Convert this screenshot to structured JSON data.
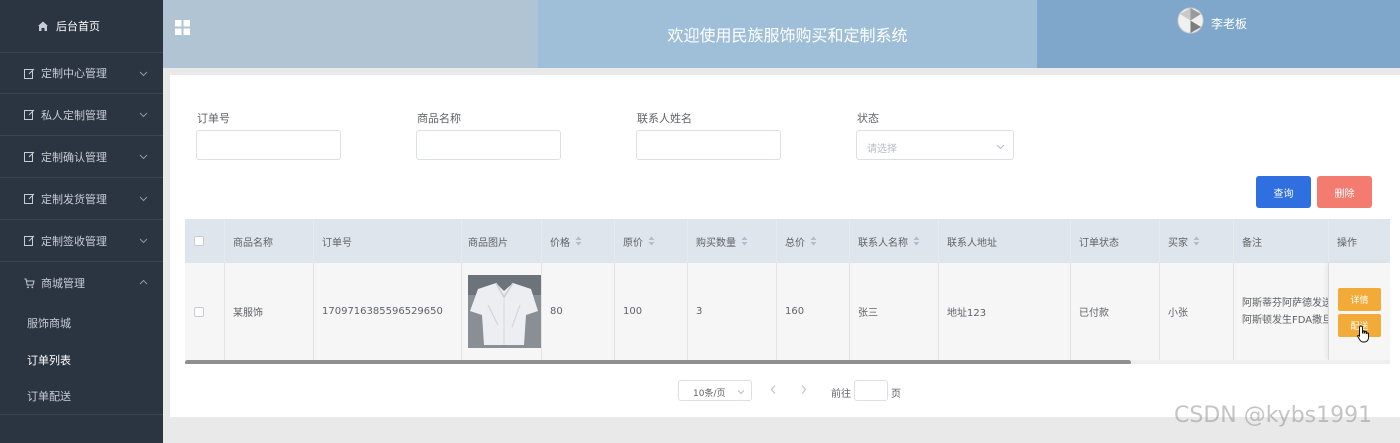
{
  "sidebar": {
    "home": "后台首页",
    "items": [
      {
        "label": "定制中心管理"
      },
      {
        "label": "私人定制管理"
      },
      {
        "label": "定制确认管理"
      },
      {
        "label": "定制发货管理"
      },
      {
        "label": "定制签收管理"
      },
      {
        "label": "商城管理"
      }
    ],
    "sub_items": [
      {
        "label": "服饰商城"
      },
      {
        "label": "订单列表"
      },
      {
        "label": "订单配送"
      }
    ]
  },
  "header": {
    "title": "欢迎使用民族服饰购买和定制系统",
    "user": "李老板"
  },
  "filters": {
    "order_no_label": "订单号",
    "product_name_label": "商品名称",
    "contact_name_label": "联系人姓名",
    "status_label": "状态",
    "status_placeholder": "请选择"
  },
  "buttons": {
    "query": "查询",
    "delete": "删除"
  },
  "table": {
    "headers": {
      "product_name": "商品名称",
      "order_no": "订单号",
      "product_image": "商品图片",
      "price": "价格",
      "original_price": "原价",
      "quantity": "购买数量",
      "total": "总价",
      "contact_name": "联系人名称",
      "contact_address": "联系人地址",
      "order_status": "订单状态",
      "buyer": "买家",
      "note": "备注",
      "actions": "操作"
    },
    "rows": [
      {
        "product_name": "某服饰",
        "order_no": "1709716385596529650",
        "price": "80",
        "original_price": "100",
        "quantity": "3",
        "total": "160",
        "contact_name": "张三",
        "contact_address": "地址123",
        "order_status": "已付款",
        "buyer": "小张",
        "note_line1": "阿斯蒂芬阿萨德发送",
        "note_line2": "阿斯顿发生FDA撒旦",
        "btn_detail": "详情",
        "btn_ship": "配送"
      }
    ]
  },
  "pagination": {
    "page_size": "10条/页",
    "goto_prefix": "前往",
    "goto_suffix": "页"
  },
  "watermark": "CSDN @kybs1991",
  "colors": {
    "sidebar_bg": "#2b3542",
    "primary": "#2f6fe0",
    "danger": "#f47b6f",
    "warning": "#f2ab38"
  }
}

WHAT IS ASKED: Copy out all of the data word for word. Do not carry over any picture.

WRITTEN ANSWER:
Convert this screenshot to structured JSON data.
{
  "sidebar": {
    "home": "后台首页",
    "items": [
      {
        "label": "定制中心管理"
      },
      {
        "label": "私人定制管理"
      },
      {
        "label": "定制确认管理"
      },
      {
        "label": "定制发货管理"
      },
      {
        "label": "定制签收管理"
      },
      {
        "label": "商城管理"
      }
    ],
    "sub_items": [
      {
        "label": "服饰商城"
      },
      {
        "label": "订单列表"
      },
      {
        "label": "订单配送"
      }
    ]
  },
  "header": {
    "title": "欢迎使用民族服饰购买和定制系统",
    "user": "李老板"
  },
  "filters": {
    "order_no_label": "订单号",
    "product_name_label": "商品名称",
    "contact_name_label": "联系人姓名",
    "status_label": "状态",
    "status_placeholder": "请选择"
  },
  "buttons": {
    "query": "查询",
    "delete": "删除"
  },
  "table": {
    "headers": {
      "product_name": "商品名称",
      "order_no": "订单号",
      "product_image": "商品图片",
      "price": "价格",
      "original_price": "原价",
      "quantity": "购买数量",
      "total": "总价",
      "contact_name": "联系人名称",
      "contact_address": "联系人地址",
      "order_status": "订单状态",
      "buyer": "买家",
      "note": "备注",
      "actions": "操作"
    },
    "rows": [
      {
        "product_name": "某服饰",
        "order_no": "1709716385596529650",
        "price": "80",
        "original_price": "100",
        "quantity": "3",
        "total": "160",
        "contact_name": "张三",
        "contact_address": "地址123",
        "order_status": "已付款",
        "buyer": "小张",
        "note_line1": "阿斯蒂芬阿萨德发送",
        "note_line2": "阿斯顿发生FDA撒旦",
        "btn_detail": "详情",
        "btn_ship": "配送"
      }
    ]
  },
  "pagination": {
    "page_size": "10条/页",
    "goto_prefix": "前往",
    "goto_suffix": "页"
  },
  "watermark": "CSDN @kybs1991",
  "colors": {
    "sidebar_bg": "#2b3542",
    "primary": "#2f6fe0",
    "danger": "#f47b6f",
    "warning": "#f2ab38"
  }
}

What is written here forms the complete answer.